THE PROBLEM
Which lines in the records below contain the word "Unlimited"? Copy each of them.

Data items
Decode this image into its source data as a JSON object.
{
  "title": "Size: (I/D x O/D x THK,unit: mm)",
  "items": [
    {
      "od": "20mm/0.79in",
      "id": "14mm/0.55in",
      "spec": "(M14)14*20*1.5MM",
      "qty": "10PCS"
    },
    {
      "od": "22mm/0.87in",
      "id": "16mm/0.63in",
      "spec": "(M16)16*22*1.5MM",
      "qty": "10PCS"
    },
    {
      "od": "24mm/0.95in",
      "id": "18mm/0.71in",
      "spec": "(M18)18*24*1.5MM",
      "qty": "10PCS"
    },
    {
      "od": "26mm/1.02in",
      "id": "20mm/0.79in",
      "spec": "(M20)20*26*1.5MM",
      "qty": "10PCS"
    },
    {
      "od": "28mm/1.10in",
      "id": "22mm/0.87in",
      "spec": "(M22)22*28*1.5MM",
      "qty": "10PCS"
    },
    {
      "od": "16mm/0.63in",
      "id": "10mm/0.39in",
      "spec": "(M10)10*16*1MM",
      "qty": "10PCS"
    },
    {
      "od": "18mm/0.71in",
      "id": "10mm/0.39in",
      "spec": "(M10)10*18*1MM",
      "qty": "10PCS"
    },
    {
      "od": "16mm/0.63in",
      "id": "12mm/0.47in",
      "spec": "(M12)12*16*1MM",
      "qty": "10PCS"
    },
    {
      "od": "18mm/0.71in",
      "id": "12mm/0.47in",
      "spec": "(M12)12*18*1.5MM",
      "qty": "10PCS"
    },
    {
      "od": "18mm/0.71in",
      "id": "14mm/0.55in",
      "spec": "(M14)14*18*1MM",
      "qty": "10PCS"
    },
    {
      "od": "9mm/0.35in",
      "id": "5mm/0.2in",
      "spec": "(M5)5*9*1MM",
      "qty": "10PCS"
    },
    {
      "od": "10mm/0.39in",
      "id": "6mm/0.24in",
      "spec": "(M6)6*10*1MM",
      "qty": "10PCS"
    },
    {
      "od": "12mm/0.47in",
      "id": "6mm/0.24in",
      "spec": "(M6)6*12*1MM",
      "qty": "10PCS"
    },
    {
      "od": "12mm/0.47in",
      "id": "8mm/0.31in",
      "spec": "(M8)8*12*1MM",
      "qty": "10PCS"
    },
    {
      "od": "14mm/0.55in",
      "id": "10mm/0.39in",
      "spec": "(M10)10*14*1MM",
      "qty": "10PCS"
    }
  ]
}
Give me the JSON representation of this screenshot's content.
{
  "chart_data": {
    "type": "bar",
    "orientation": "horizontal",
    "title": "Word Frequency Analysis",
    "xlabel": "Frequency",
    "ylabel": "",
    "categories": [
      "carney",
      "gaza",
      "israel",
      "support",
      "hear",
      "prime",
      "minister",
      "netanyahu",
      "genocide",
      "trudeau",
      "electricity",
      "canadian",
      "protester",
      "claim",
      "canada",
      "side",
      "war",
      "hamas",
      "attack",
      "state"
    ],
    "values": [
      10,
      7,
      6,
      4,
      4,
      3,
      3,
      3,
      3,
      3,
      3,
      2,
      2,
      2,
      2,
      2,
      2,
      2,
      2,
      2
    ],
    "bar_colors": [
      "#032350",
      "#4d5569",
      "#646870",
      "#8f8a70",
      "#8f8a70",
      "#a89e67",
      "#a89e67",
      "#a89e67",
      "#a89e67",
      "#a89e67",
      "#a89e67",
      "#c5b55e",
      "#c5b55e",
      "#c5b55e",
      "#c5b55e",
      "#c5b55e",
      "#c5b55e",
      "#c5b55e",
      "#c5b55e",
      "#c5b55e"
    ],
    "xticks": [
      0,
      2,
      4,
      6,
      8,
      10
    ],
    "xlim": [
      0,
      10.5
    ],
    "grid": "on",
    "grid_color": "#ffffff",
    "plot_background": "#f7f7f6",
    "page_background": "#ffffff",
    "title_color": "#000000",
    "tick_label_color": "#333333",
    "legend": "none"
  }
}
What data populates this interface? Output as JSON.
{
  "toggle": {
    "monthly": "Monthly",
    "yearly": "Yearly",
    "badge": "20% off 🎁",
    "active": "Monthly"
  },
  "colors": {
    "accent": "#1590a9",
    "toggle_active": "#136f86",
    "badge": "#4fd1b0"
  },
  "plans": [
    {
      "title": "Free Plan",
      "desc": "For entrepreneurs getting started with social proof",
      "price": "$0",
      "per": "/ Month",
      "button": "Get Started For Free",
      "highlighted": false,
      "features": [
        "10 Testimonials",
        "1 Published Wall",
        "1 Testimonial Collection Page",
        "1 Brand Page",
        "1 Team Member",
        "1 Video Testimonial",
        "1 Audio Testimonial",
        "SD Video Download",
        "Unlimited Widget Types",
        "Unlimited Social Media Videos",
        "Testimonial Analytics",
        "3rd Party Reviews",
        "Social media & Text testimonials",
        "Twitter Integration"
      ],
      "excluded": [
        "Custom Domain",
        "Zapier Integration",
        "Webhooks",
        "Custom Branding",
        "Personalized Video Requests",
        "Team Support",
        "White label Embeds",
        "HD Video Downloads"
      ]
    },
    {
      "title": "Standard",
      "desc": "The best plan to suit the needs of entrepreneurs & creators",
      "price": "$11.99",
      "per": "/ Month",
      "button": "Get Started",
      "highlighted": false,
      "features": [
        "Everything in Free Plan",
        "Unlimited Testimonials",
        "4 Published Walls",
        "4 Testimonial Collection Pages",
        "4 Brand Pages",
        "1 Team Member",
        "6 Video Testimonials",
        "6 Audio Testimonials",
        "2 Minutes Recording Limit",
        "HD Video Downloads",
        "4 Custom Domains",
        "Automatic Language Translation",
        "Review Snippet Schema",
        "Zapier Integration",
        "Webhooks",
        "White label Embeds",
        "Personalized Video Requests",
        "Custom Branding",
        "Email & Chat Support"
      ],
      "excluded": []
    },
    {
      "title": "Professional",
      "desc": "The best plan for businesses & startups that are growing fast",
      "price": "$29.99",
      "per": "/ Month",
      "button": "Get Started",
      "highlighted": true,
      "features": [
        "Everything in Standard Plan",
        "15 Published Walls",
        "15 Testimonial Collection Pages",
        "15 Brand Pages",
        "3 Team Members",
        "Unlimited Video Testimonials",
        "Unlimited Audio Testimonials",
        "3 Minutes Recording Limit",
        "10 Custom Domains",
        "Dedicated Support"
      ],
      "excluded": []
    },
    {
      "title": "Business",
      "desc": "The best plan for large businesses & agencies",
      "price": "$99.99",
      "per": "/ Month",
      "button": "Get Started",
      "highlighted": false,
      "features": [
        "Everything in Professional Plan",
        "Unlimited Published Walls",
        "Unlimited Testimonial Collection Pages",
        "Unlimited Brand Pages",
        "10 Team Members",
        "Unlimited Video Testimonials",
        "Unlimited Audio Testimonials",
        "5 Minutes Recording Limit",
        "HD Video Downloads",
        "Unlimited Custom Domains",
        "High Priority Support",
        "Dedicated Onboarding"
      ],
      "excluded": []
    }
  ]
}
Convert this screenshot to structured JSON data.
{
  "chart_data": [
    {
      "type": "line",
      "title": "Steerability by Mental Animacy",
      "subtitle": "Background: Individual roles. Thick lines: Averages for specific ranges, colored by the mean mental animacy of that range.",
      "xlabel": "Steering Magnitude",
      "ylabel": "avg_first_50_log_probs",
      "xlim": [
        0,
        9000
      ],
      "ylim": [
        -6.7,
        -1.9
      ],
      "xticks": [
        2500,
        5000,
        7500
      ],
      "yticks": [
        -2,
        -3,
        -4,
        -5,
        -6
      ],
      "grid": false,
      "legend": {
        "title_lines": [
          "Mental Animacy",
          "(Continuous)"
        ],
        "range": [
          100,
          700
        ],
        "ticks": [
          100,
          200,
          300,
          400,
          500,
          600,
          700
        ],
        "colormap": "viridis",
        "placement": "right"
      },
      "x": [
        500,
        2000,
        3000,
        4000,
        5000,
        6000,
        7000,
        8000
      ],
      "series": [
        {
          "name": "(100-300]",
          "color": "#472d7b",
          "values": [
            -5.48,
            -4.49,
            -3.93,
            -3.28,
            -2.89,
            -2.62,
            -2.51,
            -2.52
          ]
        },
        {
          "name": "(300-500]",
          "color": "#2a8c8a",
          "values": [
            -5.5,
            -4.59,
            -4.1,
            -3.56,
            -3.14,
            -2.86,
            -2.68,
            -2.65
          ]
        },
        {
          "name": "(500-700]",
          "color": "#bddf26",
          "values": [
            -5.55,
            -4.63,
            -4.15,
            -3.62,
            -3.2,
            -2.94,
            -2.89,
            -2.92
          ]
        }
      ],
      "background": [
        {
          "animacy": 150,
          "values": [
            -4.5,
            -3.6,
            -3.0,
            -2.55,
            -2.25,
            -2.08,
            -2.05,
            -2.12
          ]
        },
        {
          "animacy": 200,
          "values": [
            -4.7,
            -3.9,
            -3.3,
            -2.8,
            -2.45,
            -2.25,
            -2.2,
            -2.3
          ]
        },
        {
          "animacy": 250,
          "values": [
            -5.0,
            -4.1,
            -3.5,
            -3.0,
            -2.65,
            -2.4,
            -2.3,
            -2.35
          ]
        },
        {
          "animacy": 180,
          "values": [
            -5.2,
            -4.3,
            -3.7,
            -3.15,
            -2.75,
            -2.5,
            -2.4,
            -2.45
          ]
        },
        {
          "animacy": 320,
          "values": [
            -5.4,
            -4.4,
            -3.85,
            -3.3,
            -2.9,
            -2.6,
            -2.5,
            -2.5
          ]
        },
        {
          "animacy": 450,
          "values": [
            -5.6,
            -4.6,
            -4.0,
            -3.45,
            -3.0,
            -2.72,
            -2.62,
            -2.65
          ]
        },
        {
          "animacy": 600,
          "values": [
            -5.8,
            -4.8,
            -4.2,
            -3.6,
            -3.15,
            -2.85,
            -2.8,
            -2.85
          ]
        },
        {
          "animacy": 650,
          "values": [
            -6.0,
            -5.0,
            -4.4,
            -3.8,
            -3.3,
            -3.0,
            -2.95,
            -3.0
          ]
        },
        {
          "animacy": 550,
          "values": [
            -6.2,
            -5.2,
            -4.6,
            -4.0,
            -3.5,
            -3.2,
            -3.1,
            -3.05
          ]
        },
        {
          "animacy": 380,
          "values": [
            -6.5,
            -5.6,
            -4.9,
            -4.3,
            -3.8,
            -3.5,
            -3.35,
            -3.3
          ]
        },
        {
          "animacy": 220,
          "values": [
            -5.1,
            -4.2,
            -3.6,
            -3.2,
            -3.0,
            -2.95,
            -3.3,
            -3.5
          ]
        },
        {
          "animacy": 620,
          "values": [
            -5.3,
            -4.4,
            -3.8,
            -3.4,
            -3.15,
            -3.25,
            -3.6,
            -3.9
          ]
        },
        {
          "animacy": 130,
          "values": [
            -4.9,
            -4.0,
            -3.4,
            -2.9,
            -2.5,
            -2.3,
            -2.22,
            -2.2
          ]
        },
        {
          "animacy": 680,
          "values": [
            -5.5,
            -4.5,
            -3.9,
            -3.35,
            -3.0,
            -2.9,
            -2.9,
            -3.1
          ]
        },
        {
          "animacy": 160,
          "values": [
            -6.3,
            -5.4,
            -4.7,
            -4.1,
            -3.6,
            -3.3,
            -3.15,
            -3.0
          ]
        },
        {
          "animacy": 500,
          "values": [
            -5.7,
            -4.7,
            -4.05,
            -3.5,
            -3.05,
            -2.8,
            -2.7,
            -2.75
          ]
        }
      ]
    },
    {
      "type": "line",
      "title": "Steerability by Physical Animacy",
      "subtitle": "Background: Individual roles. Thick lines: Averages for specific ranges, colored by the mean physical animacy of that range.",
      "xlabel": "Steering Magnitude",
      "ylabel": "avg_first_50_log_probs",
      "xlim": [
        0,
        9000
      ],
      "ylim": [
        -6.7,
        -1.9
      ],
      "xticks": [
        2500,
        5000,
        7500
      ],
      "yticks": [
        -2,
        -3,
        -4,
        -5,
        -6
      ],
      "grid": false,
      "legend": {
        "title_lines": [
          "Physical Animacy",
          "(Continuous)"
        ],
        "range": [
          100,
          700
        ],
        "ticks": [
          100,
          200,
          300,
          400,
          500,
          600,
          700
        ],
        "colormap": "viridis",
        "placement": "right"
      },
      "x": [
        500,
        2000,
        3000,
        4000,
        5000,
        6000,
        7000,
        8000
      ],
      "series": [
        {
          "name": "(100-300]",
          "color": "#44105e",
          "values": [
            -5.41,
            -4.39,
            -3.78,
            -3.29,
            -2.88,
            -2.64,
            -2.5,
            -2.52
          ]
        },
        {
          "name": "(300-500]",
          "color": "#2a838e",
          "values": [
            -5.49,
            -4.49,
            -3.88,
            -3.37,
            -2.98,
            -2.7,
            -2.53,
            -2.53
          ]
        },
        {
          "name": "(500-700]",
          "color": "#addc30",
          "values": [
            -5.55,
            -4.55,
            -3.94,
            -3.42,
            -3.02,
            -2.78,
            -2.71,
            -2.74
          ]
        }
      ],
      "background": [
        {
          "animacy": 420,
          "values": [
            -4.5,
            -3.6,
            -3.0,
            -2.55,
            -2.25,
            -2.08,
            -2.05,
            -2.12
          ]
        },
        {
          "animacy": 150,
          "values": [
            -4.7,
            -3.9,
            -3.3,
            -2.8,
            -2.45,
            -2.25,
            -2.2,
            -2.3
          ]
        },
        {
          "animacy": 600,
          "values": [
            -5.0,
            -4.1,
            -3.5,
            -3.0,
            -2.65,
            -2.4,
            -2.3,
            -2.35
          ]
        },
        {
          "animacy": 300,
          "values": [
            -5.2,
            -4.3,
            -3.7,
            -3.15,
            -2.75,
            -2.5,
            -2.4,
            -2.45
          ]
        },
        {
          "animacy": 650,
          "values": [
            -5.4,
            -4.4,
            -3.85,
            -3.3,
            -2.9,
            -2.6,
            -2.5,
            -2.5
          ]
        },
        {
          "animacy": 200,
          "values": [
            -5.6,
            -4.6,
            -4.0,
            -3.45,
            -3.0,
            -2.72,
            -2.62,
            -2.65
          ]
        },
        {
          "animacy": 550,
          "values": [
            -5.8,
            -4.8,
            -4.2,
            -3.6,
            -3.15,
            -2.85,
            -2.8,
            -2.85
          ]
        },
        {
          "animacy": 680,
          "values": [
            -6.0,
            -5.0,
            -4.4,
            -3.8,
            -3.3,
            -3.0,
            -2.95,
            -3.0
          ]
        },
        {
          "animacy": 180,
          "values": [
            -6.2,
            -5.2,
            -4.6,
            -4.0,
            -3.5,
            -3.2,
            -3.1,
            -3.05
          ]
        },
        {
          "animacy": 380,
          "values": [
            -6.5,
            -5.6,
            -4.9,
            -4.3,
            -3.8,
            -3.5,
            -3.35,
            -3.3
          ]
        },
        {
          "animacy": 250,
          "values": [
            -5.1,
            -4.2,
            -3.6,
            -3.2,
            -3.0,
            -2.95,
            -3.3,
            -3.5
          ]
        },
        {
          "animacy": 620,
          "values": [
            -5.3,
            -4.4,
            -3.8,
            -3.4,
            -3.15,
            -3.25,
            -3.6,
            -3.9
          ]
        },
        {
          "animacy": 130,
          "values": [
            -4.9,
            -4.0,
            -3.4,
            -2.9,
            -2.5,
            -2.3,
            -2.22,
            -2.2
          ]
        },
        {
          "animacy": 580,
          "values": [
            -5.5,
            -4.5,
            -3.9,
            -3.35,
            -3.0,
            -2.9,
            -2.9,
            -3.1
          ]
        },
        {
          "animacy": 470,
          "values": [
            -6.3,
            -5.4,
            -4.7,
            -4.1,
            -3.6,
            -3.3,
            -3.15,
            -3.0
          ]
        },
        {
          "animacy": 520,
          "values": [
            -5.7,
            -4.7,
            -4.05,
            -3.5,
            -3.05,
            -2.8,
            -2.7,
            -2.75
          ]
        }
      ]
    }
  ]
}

FULL SOLUTION
        "Unlimited Widget Types",
        "Unlimited Social Media Videos",
        "Unlimited Testimonials",
        "Unlimited Video Testimonials",
        "Unlimited Audio Testimonials",
        "Unlimited Published Walls",
        "Unlimited Testimonial Collection Pages",
        "Unlimited Brand Pages",
        "Unlimited Video Testimonials",
        "Unlimited Audio Testimonials",
        "Unlimited Custom Domains",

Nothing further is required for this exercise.